■ Aim of the exercise ■
Pick out each line containing the string "đựng".

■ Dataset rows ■
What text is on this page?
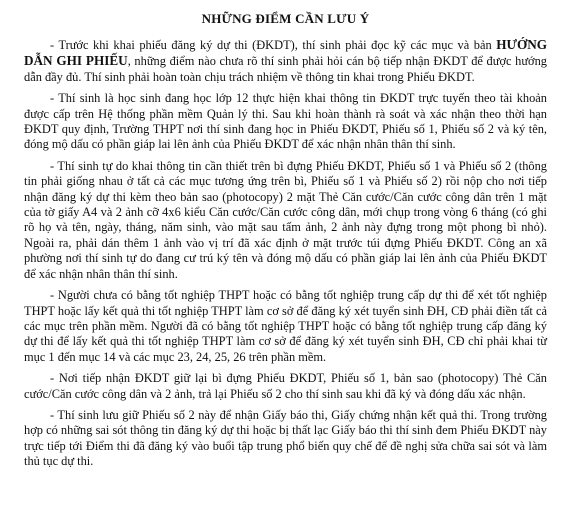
NHỮNG ĐIỂM CẦN LƯU Ý

- Trước khi khai phiếu đăng ký dự thi (ĐKDT), thí sinh phải đọc kỹ các mục và bản HƯỚNG DẪN GHI PHIẾU, những điểm nào chưa rõ thí sinh phải hỏi cán bộ tiếp nhận ĐKDT để được hướng dẫn đầy đủ. Thí sinh phải hoàn toàn chịu trách nhiệm về thông tin khai trong Phiếu ĐKDT.

- Thí sinh là học sinh đang học lớp 12 thực hiện khai thông tin ĐKDT trực tuyến theo tài khoản được cấp trên Hệ thống phần mềm Quản lý thi. Sau khi hoàn thành rà soát và xác nhận theo thời hạn ĐKDT quy định, Trường THPT nơi thí sinh đang học in Phiếu ĐKDT, Phiếu số 1, Phiếu số 2 và ký tên, đóng mộ dấu có phần giáp lai lên ảnh của Phiếu ĐKDT để xác nhận nhân thân thí sinh.

- Thí sinh tự do khai thông tin cần thiết trên bì đựng Phiếu ĐKDT, Phiếu số 1 và Phiếu số 2 (thông tin phải giống nhau ở tất cả các mục tương ứng trên bì, Phiếu số 1 và Phiếu số 2) rồi nộp cho nơi tiếp nhận đăng ký dự thi kèm theo bản sao (photocopy) 2 mặt Thẻ Căn cước/Căn cước công dân trên 1 mặt của tờ giấy A4 và 2 ảnh cỡ 4x6 kiểu Căn cước/Căn cước công dân, mới chụp trong vòng 6 tháng (có ghi rõ họ và tên, ngày, tháng, năm sinh, vào mặt sau tấm ảnh, 2 ảnh này đựng trong một phong bì nhỏ). Ngoài ra, phải dán thêm 1 ảnh vào vị trí đã xác định ở mặt trước túi đựng Phiếu ĐKDT. Công an xã phường nơi thí sinh tự do đang cư trú ký tên và đóng mộ dấu có phần giáp lai lên ảnh của Phiếu ĐKDT để xác nhận nhân thân thí sinh.

- Người chưa có bằng tốt nghiệp THPT hoặc có bằng tốt nghiệp trung cấp dự thi để xét tốt nghiệp THPT hoặc lấy kết quả thi tốt nghiệp THPT làm cơ sở để đăng ký xét tuyển sinh ĐH, CĐ phải điền tất cả các mục trên phần mềm. Người đã có bằng tốt nghiệp THPT hoặc có bằng tốt nghiệp trung cấp đăng ký dự thi để lấy kết quả thi tốt nghiệp THPT làm cơ sở để đăng ký xét tuyển sinh ĐH, CĐ chỉ phải khai từ mục 1 đến mục 14 và các mục 23, 24, 25, 26 trên phần mềm.

- Nơi tiếp nhận ĐKDT giữ lại bì đựng Phiếu ĐKDT, Phiếu số 1, bản sao (photocopy) Thẻ Căn cước/Căn cước công dân và 2 ảnh, trả lại Phiếu số 2 cho thí sinh sau khi đã ký và đóng dấu xác nhận.

- Thí sinh lưu giữ Phiếu số 2 này để nhận Giấy báo thi, Giấy chứng nhận kết quả thi. Trong trường hợp có những sai sót thông tin đăng ký dự thi hoặc bị thất lạc Giấy báo thi thí sinh đem Phiếu ĐKDT này trực tiếp tới Điểm thi đã đăng ký vào buổi tập trung phổ biến quy chế để đề nghị sửa chữa sai sót và làm thủ tục dự thi.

■ Worked solution ■
- Thí sinh tự do khai thông tin cần thiết trên bì đựng Phiếu ĐKDT, Phiếu số 1 và Phiếu số 2 (thông tin phải giống nhau ở tất cả các mục tương ứng trên bì, Phiếu số 1 và Phiếu số 2) rồi nộp cho nơi tiếp nhận đăng ký dự thi kèm theo bản sao (photocopy) 2 mặt Thẻ Căn cước/Căn cước công dân trên 1 mặt của tờ giấy A4 và 2 ảnh cỡ 4x6 kiểu Căn cước/Căn cước công dân, mới chụp trong vòng 6 tháng (có ghi rõ họ và tên, ngày, tháng, năm sinh, vào mặt sau tấm ảnh, 2 ảnh này đựng trong một phong bì nhỏ). Ngoài ra, phải dán thêm 1 ảnh vào vị trí đã xác định ở mặt trước túi đựng Phiếu ĐKDT. Công an xã phường nơi thí sinh tự do đang cư trú ký tên và đóng mộ dấu có phần giáp lai lên ảnh của Phiếu ĐKDT để xác nhận nhân thân thí sinh.
- Nơi tiếp nhận ĐKDT giữ lại bì đựng Phiếu ĐKDT, Phiếu số 1, bản sao (photocopy) Thẻ Căn cước/Căn cước công dân và 2 ảnh, trả lại Phiếu số 2 cho thí sinh sau khi đã ký và đóng dấu xác nhận.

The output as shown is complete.